▶ **RECORDED INFORMATION**:
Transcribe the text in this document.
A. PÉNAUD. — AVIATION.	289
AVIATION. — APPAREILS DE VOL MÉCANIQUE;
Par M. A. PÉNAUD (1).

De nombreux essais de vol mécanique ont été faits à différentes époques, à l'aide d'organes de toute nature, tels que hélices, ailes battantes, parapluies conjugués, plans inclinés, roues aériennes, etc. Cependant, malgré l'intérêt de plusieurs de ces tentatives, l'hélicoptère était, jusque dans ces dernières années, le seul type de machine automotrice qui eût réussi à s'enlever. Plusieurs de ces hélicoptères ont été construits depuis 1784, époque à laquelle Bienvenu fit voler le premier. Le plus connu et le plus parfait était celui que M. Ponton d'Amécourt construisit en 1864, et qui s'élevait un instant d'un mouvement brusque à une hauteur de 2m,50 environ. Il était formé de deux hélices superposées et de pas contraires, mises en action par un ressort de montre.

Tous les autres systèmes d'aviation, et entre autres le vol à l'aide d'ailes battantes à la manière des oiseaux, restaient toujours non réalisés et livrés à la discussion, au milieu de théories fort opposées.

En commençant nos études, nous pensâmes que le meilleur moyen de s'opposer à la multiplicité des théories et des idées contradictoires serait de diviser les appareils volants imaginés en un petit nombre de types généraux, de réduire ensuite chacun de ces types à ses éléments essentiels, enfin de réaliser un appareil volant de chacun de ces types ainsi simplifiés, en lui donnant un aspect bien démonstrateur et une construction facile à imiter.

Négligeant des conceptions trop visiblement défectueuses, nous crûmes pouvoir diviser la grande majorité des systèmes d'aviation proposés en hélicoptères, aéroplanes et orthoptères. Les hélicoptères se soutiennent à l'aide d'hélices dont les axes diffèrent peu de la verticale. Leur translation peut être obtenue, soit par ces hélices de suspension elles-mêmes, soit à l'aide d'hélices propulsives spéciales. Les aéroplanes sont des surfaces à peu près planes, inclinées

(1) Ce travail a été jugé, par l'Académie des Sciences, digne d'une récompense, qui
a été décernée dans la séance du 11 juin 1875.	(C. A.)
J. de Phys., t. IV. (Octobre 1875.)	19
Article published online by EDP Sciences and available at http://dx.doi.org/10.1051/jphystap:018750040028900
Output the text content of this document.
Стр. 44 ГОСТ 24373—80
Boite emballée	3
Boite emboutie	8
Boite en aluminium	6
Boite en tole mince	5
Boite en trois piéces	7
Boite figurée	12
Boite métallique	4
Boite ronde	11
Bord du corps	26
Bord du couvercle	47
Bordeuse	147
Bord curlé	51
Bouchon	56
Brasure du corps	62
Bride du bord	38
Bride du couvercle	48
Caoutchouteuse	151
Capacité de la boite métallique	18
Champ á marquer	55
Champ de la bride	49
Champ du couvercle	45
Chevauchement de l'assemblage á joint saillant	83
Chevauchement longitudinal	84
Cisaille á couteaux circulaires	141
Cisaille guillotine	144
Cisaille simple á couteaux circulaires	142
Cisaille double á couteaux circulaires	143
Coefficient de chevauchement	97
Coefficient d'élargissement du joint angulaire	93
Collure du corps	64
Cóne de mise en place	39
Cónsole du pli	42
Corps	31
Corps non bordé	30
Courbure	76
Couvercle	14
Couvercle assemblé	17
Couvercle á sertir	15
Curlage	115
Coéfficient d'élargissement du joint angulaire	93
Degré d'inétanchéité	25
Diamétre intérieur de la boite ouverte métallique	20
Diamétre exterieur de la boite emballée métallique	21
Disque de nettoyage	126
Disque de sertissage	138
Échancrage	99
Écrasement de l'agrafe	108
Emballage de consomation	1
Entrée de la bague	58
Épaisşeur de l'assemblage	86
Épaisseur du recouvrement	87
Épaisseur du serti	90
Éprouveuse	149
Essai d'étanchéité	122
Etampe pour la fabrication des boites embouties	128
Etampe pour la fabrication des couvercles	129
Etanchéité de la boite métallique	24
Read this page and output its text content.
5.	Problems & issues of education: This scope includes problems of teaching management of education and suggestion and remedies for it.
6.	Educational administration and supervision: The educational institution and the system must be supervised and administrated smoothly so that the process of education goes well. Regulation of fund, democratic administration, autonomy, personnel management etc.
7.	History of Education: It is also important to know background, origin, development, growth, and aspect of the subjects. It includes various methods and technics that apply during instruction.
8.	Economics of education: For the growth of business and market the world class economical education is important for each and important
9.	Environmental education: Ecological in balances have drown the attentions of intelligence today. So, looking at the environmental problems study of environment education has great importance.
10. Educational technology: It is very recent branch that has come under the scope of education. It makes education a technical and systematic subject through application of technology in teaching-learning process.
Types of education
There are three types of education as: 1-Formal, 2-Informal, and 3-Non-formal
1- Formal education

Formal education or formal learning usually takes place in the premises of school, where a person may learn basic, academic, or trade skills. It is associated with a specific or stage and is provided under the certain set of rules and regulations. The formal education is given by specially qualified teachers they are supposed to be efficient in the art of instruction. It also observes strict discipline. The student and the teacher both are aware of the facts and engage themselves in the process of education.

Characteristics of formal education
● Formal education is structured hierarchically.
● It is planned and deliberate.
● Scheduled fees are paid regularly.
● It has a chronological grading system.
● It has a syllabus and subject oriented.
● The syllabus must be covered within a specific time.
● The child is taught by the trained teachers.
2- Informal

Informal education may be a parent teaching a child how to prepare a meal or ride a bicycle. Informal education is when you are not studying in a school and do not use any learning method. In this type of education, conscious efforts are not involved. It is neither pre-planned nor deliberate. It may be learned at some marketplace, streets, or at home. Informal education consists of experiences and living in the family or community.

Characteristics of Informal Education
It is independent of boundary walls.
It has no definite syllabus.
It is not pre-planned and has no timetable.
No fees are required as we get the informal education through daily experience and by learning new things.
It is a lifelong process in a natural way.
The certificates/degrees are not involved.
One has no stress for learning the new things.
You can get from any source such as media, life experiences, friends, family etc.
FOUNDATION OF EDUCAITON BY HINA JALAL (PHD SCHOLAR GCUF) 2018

▶ **WRITTEN REQUEST**: Recopy the whole listing exactly.

▶ **TASK SOLUTION**:
Transcribe the text in this document.
A. PÉNAUD. — AVIATION.	289
AVIATION. — APPAREILS DE VOL MÉCANIQUE;
Par M. A. PÉNAUD (1).

De nombreux essais de vol mécanique ont été faits à différentes époques, à l'aide d'organes de toute nature, tels que hélices, ailes battantes, parapluies conjugués, plans inclinés, roues aériennes, etc. Cependant, malgré l'intérêt de plusieurs de ces tentatives, l'hélicoptère était, jusque dans ces dernières années, le seul type de machine automotrice qui eût réussi à s'enlever. Plusieurs de ces hélicoptères ont été construits depuis 1784, époque à laquelle Bienvenu fit voler le premier. Le plus connu et le plus parfait était celui que M. Ponton d'Amécourt construisit en 1864, et qui s'élevait un instant d'un mouvement brusque à une hauteur de 2m,50 environ. Il était formé de deux hélices superposées et de pas contraires, mises en action par un ressort de montre.

Tous les autres systèmes d'aviation, et entre autres le vol à l'aide d'ailes battantes à la manière des oiseaux, restaient toujours non réalisés et livrés à la discussion, au milieu de théories fort opposées.

En commençant nos études, nous pensâmes que le meilleur moyen de s'opposer à la multiplicité des théories et des idées contradictoires serait de diviser les appareils volants imaginés en un petit nombre de types généraux, de réduire ensuite chacun de ces types à ses éléments essentiels, enfin de réaliser un appareil volant de chacun de ces types ainsi simplifiés, en lui donnant un aspect bien démonstrateur et une construction facile à imiter.

Négligeant des conceptions trop visiblement défectueuses, nous crûmes pouvoir diviser la grande majorité des systèmes d'aviation proposés en hélicoptères, aéroplanes et orthoptères. Les hélicoptères se soutiennent à l'aide d'hélices dont les axes diffèrent peu de la verticale. Leur translation peut être obtenue, soit par ces hélices de suspension elles-mêmes, soit à l'aide d'hélices propulsives spéciales. Les aéroplanes sont des surfaces à peu près planes, inclinées

(1) Ce travail a été jugé, par l'Académie des Sciences, digne d'une récompense, qui
a été décernée dans la séance du 11 juin 1875.	(C. A.)
J. de Phys., t. IV. (Octobre 1875.)	19
Article published online by EDP Sciences and available at http://dx.doi.org/10.1051/jphystap:018750040028900
Output the text content of this document.
Стр. 44 ГОСТ 24373—80
Boite emballée	3
Boite emboutie	8
Boite en aluminium	6
Boite en tole mince	5
Boite en trois piéces	7
Boite figurée	12
Boite métallique	4
Boite ronde	11
Bord du corps	26
Bord du couvercle	47
Bordeuse	147
Bord curlé	51
Bouchon	56
Brasure du corps	62
Bride du bord	38
Bride du couvercle	48
Caoutchouteuse	151
Capacité de la boite métallique	18
Champ á marquer	55
Champ de la bride	49
Champ du couvercle	45
Chevauchement de l'assemblage á joint saillant	83
Chevauchement longitudinal	84
Cisaille á couteaux circulaires	141
Cisaille guillotine	144
Cisaille simple á couteaux circulaires	142
Cisaille double á couteaux circulaires	143
Coefficient de chevauchement	97
Coefficient d'élargissement du joint angulaire	93
Collure du corps	64
Cóne de mise en place	39
Cónsole du pli	42
Corps	31
Corps non bordé	30
Courbure	76
Couvercle	14
Couvercle assemblé	17
Couvercle á sertir	15
Curlage	115
Coéfficient d'élargissement du joint angulaire	93
Degré d'inétanchéité	25
Diamétre intérieur de la boite ouverte métallique	20
Diamétre exterieur de la boite emballée métallique	21
Disque de nettoyage	126
Disque de sertissage	138
Échancrage	99
Écrasement de l'agrafe	108
Emballage de consomation	1
Entrée de la bague	58
Épaisşeur de l'assemblage	86
Épaisseur du recouvrement	87
Épaisseur du serti	90
Éprouveuse	149
Essai d'étanchéité	122
Etampe pour la fabrication des boites embouties	128
Etampe pour la fabrication des couvercles	129
Etanchéité de la boite métallique	24
Read this page and output its text content.
5.	Problems & issues of education: This scope includes problems of teaching management of education and suggestion and remedies for it.
6.	Educational administration and supervision: The educational institution and the system must be supervised and administrated smoothly so that the process of education goes well. Regulation of fund, democratic administration, autonomy, personnel management etc.
7.	History of Education: It is also important to know background, origin, development, growth, and aspect of the subjects. It includes various methods and technics that apply during instruction.
8.	Economics of education: For the growth of business and market the world class economical education is important for each and important
9.	Environmental education: Ecological in balances have drown the attentions of intelligence today. So, looking at the environmental problems study of environment education has great importance.
10. Educational technology: It is very recent branch that has come under the scope of education. It makes education a technical and systematic subject through application of technology in teaching-learning process.
Types of education
There are three types of education as: 1-Formal, 2-Informal, and 3-Non-formal
1- Formal education

Formal education or formal learning usually takes place in the premises of school, where a person may learn basic, academic, or trade skills. It is associated with a specific or stage and is provided under the certain set of rules and regulations. The formal education is given by specially qualified teachers they are supposed to be efficient in the art of instruction. It also observes strict discipline. The student and the teacher both are aware of the facts and engage themselves in the process of education.

Characteristics of formal education
● Formal education is structured hierarchically.
● It is planned and deliberate.
● Scheduled fees are paid regularly.
● It has a chronological grading system.
● It has a syllabus and subject oriented.
● The syllabus must be covered within a specific time.
● The child is taught by the trained teachers.
2- Informal

Informal education may be a parent teaching a child how to prepare a meal or ride a bicycle. Informal education is when you are not studying in a school and do not use any learning method. In this type of education, conscious efforts are not involved. It is neither pre-planned nor deliberate. It may be learned at some marketplace, streets, or at home. Informal education consists of experiences and living in the family or community.

Characteristics of Informal Education
It is independent of boundary walls.
It has no definite syllabus.
It is not pre-planned and has no timetable.
No fees are required as we get the informal education through daily experience and by learning new things.
It is a lifelong process in a natural way.
The certificates/degrees are not involved.
One has no stress for learning the new things.
You can get from any source such as media, life experiences, friends, family etc.
FOUNDATION OF EDUCAITON BY HINA JALAL (PHD SCHOLAR GCUF) 2018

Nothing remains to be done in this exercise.